Print every entry word for word, but omit the pictures.
/---
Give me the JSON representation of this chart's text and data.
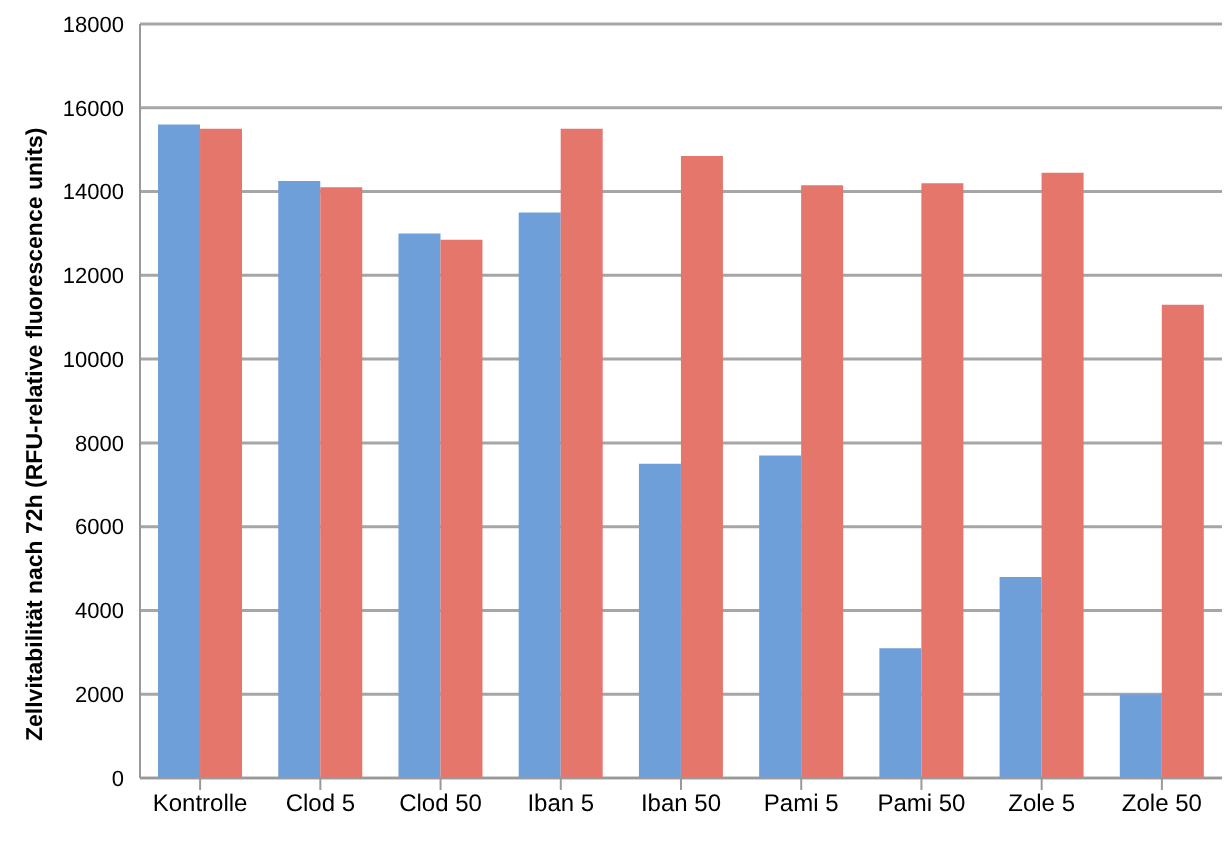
{
  "chart_data": {
    "type": "bar",
    "ylabel": "Zellvitabilität nach 72h (RFU-relative fluorescence units)",
    "categories": [
      "Kontrolle",
      "Clod 5",
      "Clod 50",
      "Iban 5",
      "Iban 50",
      "Pami 5",
      "Pami 50",
      "Zole 5",
      "Zole 50"
    ],
    "series": [
      {
        "color": "#6f9fd8",
        "values": [
          15600,
          14250,
          13000,
          13500,
          7500,
          7700,
          3100,
          4800,
          2000
        ]
      },
      {
        "color": "#e4766c",
        "values": [
          15500,
          14100,
          12850,
          15500,
          14850,
          14150,
          14200,
          14450,
          11300
        ]
      }
    ],
    "ylim": [
      0,
      18000
    ],
    "yticks": [
      0,
      2000,
      4000,
      6000,
      8000,
      10000,
      12000,
      14000,
      16000,
      18000
    ],
    "grid": "y",
    "legend": false
  }
}
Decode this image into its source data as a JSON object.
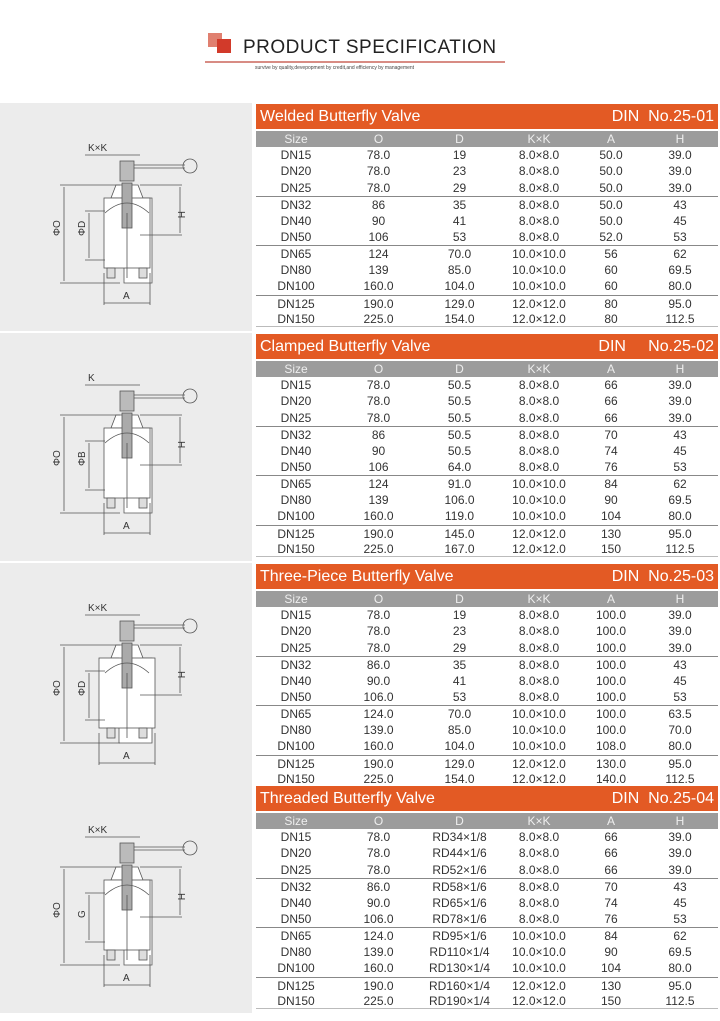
{
  "header": {
    "title": "PRODUCT  SPECIFICATION",
    "subtitle": "survive by quality,devepopment by credit,and efficiency by management"
  },
  "columns": [
    "Size",
    "O",
    "D",
    "K×K",
    "A",
    "H"
  ],
  "sections": [
    {
      "name": "Welded Butterfly Valve",
      "standard": "DIN  No.25-01",
      "diagram_labels": {
        "top": "K×K",
        "outer": "ΦO",
        "inner": "ΦD",
        "height": "H",
        "width": "A"
      },
      "rows": [
        [
          "DN15",
          "78.0",
          "19",
          "8.0×8.0",
          "50.0",
          "39.0"
        ],
        [
          "DN20",
          "78.0",
          "23",
          "8.0×8.0",
          "50.0",
          "39.0"
        ],
        [
          "DN25",
          "78.0",
          "29",
          "8.0×8.0",
          "50.0",
          "39.0"
        ],
        [
          "DN32",
          "86",
          "35",
          "8.0×8.0",
          "50.0",
          "43"
        ],
        [
          "DN40",
          "90",
          "41",
          "8.0×8.0",
          "50.0",
          "45"
        ],
        [
          "DN50",
          "106",
          "53",
          "8.0×8.0",
          "52.0",
          "53"
        ],
        [
          "DN65",
          "124",
          "70.0",
          "10.0×10.0",
          "56",
          "62"
        ],
        [
          "DN80",
          "139",
          "85.0",
          "10.0×10.0",
          "60",
          "69.5"
        ],
        [
          "DN100",
          "160.0",
          "104.0",
          "10.0×10.0",
          "60",
          "80.0"
        ],
        [
          "DN125",
          "190.0",
          "129.0",
          "12.0×12.0",
          "80",
          "95.0"
        ],
        [
          "DN150",
          "225.0",
          "154.0",
          "12.0×12.0",
          "80",
          "112.5"
        ]
      ]
    },
    {
      "name": "Clamped Butterfly Valve",
      "standard": "DIN     No.25-02",
      "diagram_labels": {
        "top": "K",
        "outer": "ΦO",
        "inner": "ΦB",
        "height": "H",
        "width": "A"
      },
      "rows": [
        [
          "DN15",
          "78.0",
          "50.5",
          "8.0×8.0",
          "66",
          "39.0"
        ],
        [
          "DN20",
          "78.0",
          "50.5",
          "8.0×8.0",
          "66",
          "39.0"
        ],
        [
          "DN25",
          "78.0",
          "50.5",
          "8.0×8.0",
          "66",
          "39.0"
        ],
        [
          "DN32",
          "86",
          "50.5",
          "8.0×8.0",
          "70",
          "43"
        ],
        [
          "DN40",
          "90",
          "50.5",
          "8.0×8.0",
          "74",
          "45"
        ],
        [
          "DN50",
          "106",
          "64.0",
          "8.0×8.0",
          "76",
          "53"
        ],
        [
          "DN65",
          "124",
          "91.0",
          "10.0×10.0",
          "84",
          "62"
        ],
        [
          "DN80",
          "139",
          "106.0",
          "10.0×10.0",
          "90",
          "69.5"
        ],
        [
          "DN100",
          "160.0",
          "119.0",
          "10.0×10.0",
          "104",
          "80.0"
        ],
        [
          "DN125",
          "190.0",
          "145.0",
          "12.0×12.0",
          "130",
          "95.0"
        ],
        [
          "DN150",
          "225.0",
          "167.0",
          "12.0×12.0",
          "150",
          "112.5"
        ]
      ]
    },
    {
      "name": "Three-Piece Butterfly Valve",
      "standard": "DIN  No.25-03",
      "diagram_labels": {
        "top": "K×K",
        "outer": "ΦO",
        "inner": "ΦD",
        "height": "H",
        "width": "A"
      },
      "rows": [
        [
          "DN15",
          "78.0",
          "19",
          "8.0×8.0",
          "100.0",
          "39.0"
        ],
        [
          "DN20",
          "78.0",
          "23",
          "8.0×8.0",
          "100.0",
          "39.0"
        ],
        [
          "DN25",
          "78.0",
          "29",
          "8.0×8.0",
          "100.0",
          "39.0"
        ],
        [
          "DN32",
          "86.0",
          "35",
          "8.0×8.0",
          "100.0",
          "43"
        ],
        [
          "DN40",
          "90.0",
          "41",
          "8.0×8.0",
          "100.0",
          "45"
        ],
        [
          "DN50",
          "106.0",
          "53",
          "8.0×8.0",
          "100.0",
          "53"
        ],
        [
          "DN65",
          "124.0",
          "70.0",
          "10.0×10.0",
          "100.0",
          "63.5"
        ],
        [
          "DN80",
          "139.0",
          "85.0",
          "10.0×10.0",
          "100.0",
          "70.0"
        ],
        [
          "DN100",
          "160.0",
          "104.0",
          "10.0×10.0",
          "108.0",
          "80.0"
        ],
        [
          "DN125",
          "190.0",
          "129.0",
          "12.0×12.0",
          "130.0",
          "95.0"
        ],
        [
          "DN150",
          "225.0",
          "154.0",
          "12.0×12.0",
          "140.0",
          "112.5"
        ]
      ]
    },
    {
      "name": "Threaded Butterfly Valve",
      "standard": "DIN  No.25-04",
      "diagram_labels": {
        "top": "K×K",
        "outer": "ΦO",
        "inner": "G",
        "height": "H",
        "width": "A"
      },
      "rows": [
        [
          "DN15",
          "78.0",
          "RD34×1/8",
          "8.0×8.0",
          "66",
          "39.0"
        ],
        [
          "DN20",
          "78.0",
          "RD44×1/6",
          "8.0×8.0",
          "66",
          "39.0"
        ],
        [
          "DN25",
          "78.0",
          "RD52×1/6",
          "8.0×8.0",
          "66",
          "39.0"
        ],
        [
          "DN32",
          "86.0",
          "RD58×1/6",
          "8.0×8.0",
          "70",
          "43"
        ],
        [
          "DN40",
          "90.0",
          "RD65×1/6",
          "8.0×8.0",
          "74",
          "45"
        ],
        [
          "DN50",
          "106.0",
          "RD78×1/6",
          "8.0×8.0",
          "76",
          "53"
        ],
        [
          "DN65",
          "124.0",
          "RD95×1/6",
          "10.0×10.0",
          "84",
          "62"
        ],
        [
          "DN80",
          "139.0",
          "RD110×1/4",
          "10.0×10.0",
          "90",
          "69.5"
        ],
        [
          "DN100",
          "160.0",
          "RD130×1/4",
          "10.0×10.0",
          "104",
          "80.0"
        ],
        [
          "DN125",
          "190.0",
          "RD160×1/4",
          "12.0×12.0",
          "130",
          "95.0"
        ],
        [
          "DN150",
          "225.0",
          "RD190×1/4",
          "12.0×12.0",
          "150",
          "112.5"
        ]
      ]
    }
  ],
  "colors": {
    "title_bar": "#e35a24",
    "header_bar": "#9c9c9c",
    "logo": "#d23a2a"
  }
}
\---
• Output for this task
Give me the JSON representation of this chart's text and data.
{
  "chart_data": {
    "type": "bar",
    "ylabel": "Zellvitabilität nach 72h (RFU-relative fluorescence units)",
    "categories": [
      "Kontrolle",
      "Clod 5",
      "Clod 50",
      "Iban 5",
      "Iban 50",
      "Pami 5",
      "Pami 50",
      "Zole 5",
      "Zole 50"
    ],
    "series": [
      {
        "color": "#6f9fd8",
        "values": [
          15600,
          14250,
          13000,
          13500,
          7500,
          7700,
          3100,
          4800,
          2000
        ]
      },
      {
        "color": "#e4766c",
        "values": [
          15500,
          14100,
          12850,
          15500,
          14850,
          14150,
          14200,
          14450,
          11300
        ]
      }
    ],
    "ylim": [
      0,
      18000
    ],
    "yticks": [
      0,
      2000,
      4000,
      6000,
      8000,
      10000,
      12000,
      14000,
      16000,
      18000
    ],
    "grid": "y",
    "legend": false
  }
}
Decode this image into its source data as a JSON object.
{
  "header": {
    "title": "PRODUCT  SPECIFICATION",
    "subtitle": "survive by quality,devepopment by credit,and efficiency by management"
  },
  "columns": [
    "Size",
    "O",
    "D",
    "K×K",
    "A",
    "H"
  ],
  "sections": [
    {
      "name": "Welded Butterfly Valve",
      "standard": "DIN  No.25-01",
      "diagram_labels": {
        "top": "K×K",
        "outer": "ΦO",
        "inner": "ΦD",
        "height": "H",
        "width": "A"
      },
      "rows": [
        [
          "DN15",
          "78.0",
          "19",
          "8.0×8.0",
          "50.0",
          "39.0"
        ],
        [
          "DN20",
          "78.0",
          "23",
          "8.0×8.0",
          "50.0",
          "39.0"
        ],
        [
          "DN25",
          "78.0",
          "29",
          "8.0×8.0",
          "50.0",
          "39.0"
        ],
        [
          "DN32",
          "86",
          "35",
          "8.0×8.0",
          "50.0",
          "43"
        ],
        [
          "DN40",
          "90",
          "41",
          "8.0×8.0",
          "50.0",
          "45"
        ],
        [
          "DN50",
          "106",
          "53",
          "8.0×8.0",
          "52.0",
          "53"
        ],
        [
          "DN65",
          "124",
          "70.0",
          "10.0×10.0",
          "56",
          "62"
        ],
        [
          "DN80",
          "139",
          "85.0",
          "10.0×10.0",
          "60",
          "69.5"
        ],
        [
          "DN100",
          "160.0",
          "104.0",
          "10.0×10.0",
          "60",
          "80.0"
        ],
        [
          "DN125",
          "190.0",
          "129.0",
          "12.0×12.0",
          "80",
          "95.0"
        ],
        [
          "DN150",
          "225.0",
          "154.0",
          "12.0×12.0",
          "80",
          "112.5"
        ]
      ]
    },
    {
      "name": "Clamped Butterfly Valve",
      "standard": "DIN     No.25-02",
      "diagram_labels": {
        "top": "K",
        "outer": "ΦO",
        "inner": "ΦB",
        "height": "H",
        "width": "A"
      },
      "rows": [
        [
          "DN15",
          "78.0",
          "50.5",
          "8.0×8.0",
          "66",
          "39.0"
        ],
        [
          "DN20",
          "78.0",
          "50.5",
          "8.0×8.0",
          "66",
          "39.0"
        ],
        [
          "DN25",
          "78.0",
          "50.5",
          "8.0×8.0",
          "66",
          "39.0"
        ],
        [
          "DN32",
          "86",
          "50.5",
          "8.0×8.0",
          "70",
          "43"
        ],
        [
          "DN40",
          "90",
          "50.5",
          "8.0×8.0",
          "74",
          "45"
        ],
        [
          "DN50",
          "106",
          "64.0",
          "8.0×8.0",
          "76",
          "53"
        ],
        [
          "DN65",
          "124",
          "91.0",
          "10.0×10.0",
          "84",
          "62"
        ],
        [
          "DN80",
          "139",
          "106.0",
          "10.0×10.0",
          "90",
          "69.5"
        ],
        [
          "DN100",
          "160.0",
          "119.0",
          "10.0×10.0",
          "104",
          "80.0"
        ],
        [
          "DN125",
          "190.0",
          "145.0",
          "12.0×12.0",
          "130",
          "95.0"
        ],
        [
          "DN150",
          "225.0",
          "167.0",
          "12.0×12.0",
          "150",
          "112.5"
        ]
      ]
    },
    {
      "name": "Three-Piece Butterfly Valve",
      "standard": "DIN  No.25-03",
      "diagram_labels": {
        "top": "K×K",
        "outer": "ΦO",
        "inner": "ΦD",
        "height": "H",
        "width": "A"
      },
      "rows": [
        [
          "DN15",
          "78.0",
          "19",
          "8.0×8.0",
          "100.0",
          "39.0"
        ],
        [
          "DN20",
          "78.0",
          "23",
          "8.0×8.0",
          "100.0",
          "39.0"
        ],
        [
          "DN25",
          "78.0",
          "29",
          "8.0×8.0",
          "100.0",
          "39.0"
        ],
        [
          "DN32",
          "86.0",
          "35",
          "8.0×8.0",
          "100.0",
          "43"
        ],
        [
          "DN40",
          "90.0",
          "41",
          "8.0×8.0",
          "100.0",
          "45"
        ],
        [
          "DN50",
          "106.0",
          "53",
          "8.0×8.0",
          "100.0",
          "53"
        ],
        [
          "DN65",
          "124.0",
          "70.0",
          "10.0×10.0",
          "100.0",
          "63.5"
        ],
        [
          "DN80",
          "139.0",
          "85.0",
          "10.0×10.0",
          "100.0",
          "70.0"
        ],
        [
          "DN100",
          "160.0",
          "104.0",
          "10.0×10.0",
          "108.0",
          "80.0"
        ],
        [
          "DN125",
          "190.0",
          "129.0",
          "12.0×12.0",
          "130.0",
          "95.0"
        ],
        [
          "DN150",
          "225.0",
          "154.0",
          "12.0×12.0",
          "140.0",
          "112.5"
        ]
      ]
    },
    {
      "name": "Threaded Butterfly Valve",
      "standard": "DIN  No.25-04",
      "diagram_labels": {
        "top": "K×K",
        "outer": "ΦO",
        "inner": "G",
        "height": "H",
        "width": "A"
      },
      "rows": [
        [
          "DN15",
          "78.0",
          "RD34×1/8",
          "8.0×8.0",
          "66",
          "39.0"
        ],
        [
          "DN20",
          "78.0",
          "RD44×1/6",
          "8.0×8.0",
          "66",
          "39.0"
        ],
        [
          "DN25",
          "78.0",
          "RD52×1/6",
          "8.0×8.0",
          "66",
          "39.0"
        ],
        [
          "DN32",
          "86.0",
          "RD58×1/6",
          "8.0×8.0",
          "70",
          "43"
        ],
        [
          "DN40",
          "90.0",
          "RD65×1/6",
          "8.0×8.0",
          "74",
          "45"
        ],
        [
          "DN50",
          "106.0",
          "RD78×1/6",
          "8.0×8.0",
          "76",
          "53"
        ],
        [
          "DN65",
          "124.0",
          "RD95×1/6",
          "10.0×10.0",
          "84",
          "62"
        ],
        [
          "DN80",
          "139.0",
          "RD110×1/4",
          "10.0×10.0",
          "90",
          "69.5"
        ],
        [
          "DN100",
          "160.0",
          "RD130×1/4",
          "10.0×10.0",
          "104",
          "80.0"
        ],
        [
          "DN125",
          "190.0",
          "RD160×1/4",
          "12.0×12.0",
          "130",
          "95.0"
        ],
        [
          "DN150",
          "225.0",
          "RD190×1/4",
          "12.0×12.0",
          "150",
          "112.5"
        ]
      ]
    }
  ],
  "colors": {
    "title_bar": "#e35a24",
    "header_bar": "#9c9c9c",
    "logo": "#d23a2a"
  }
}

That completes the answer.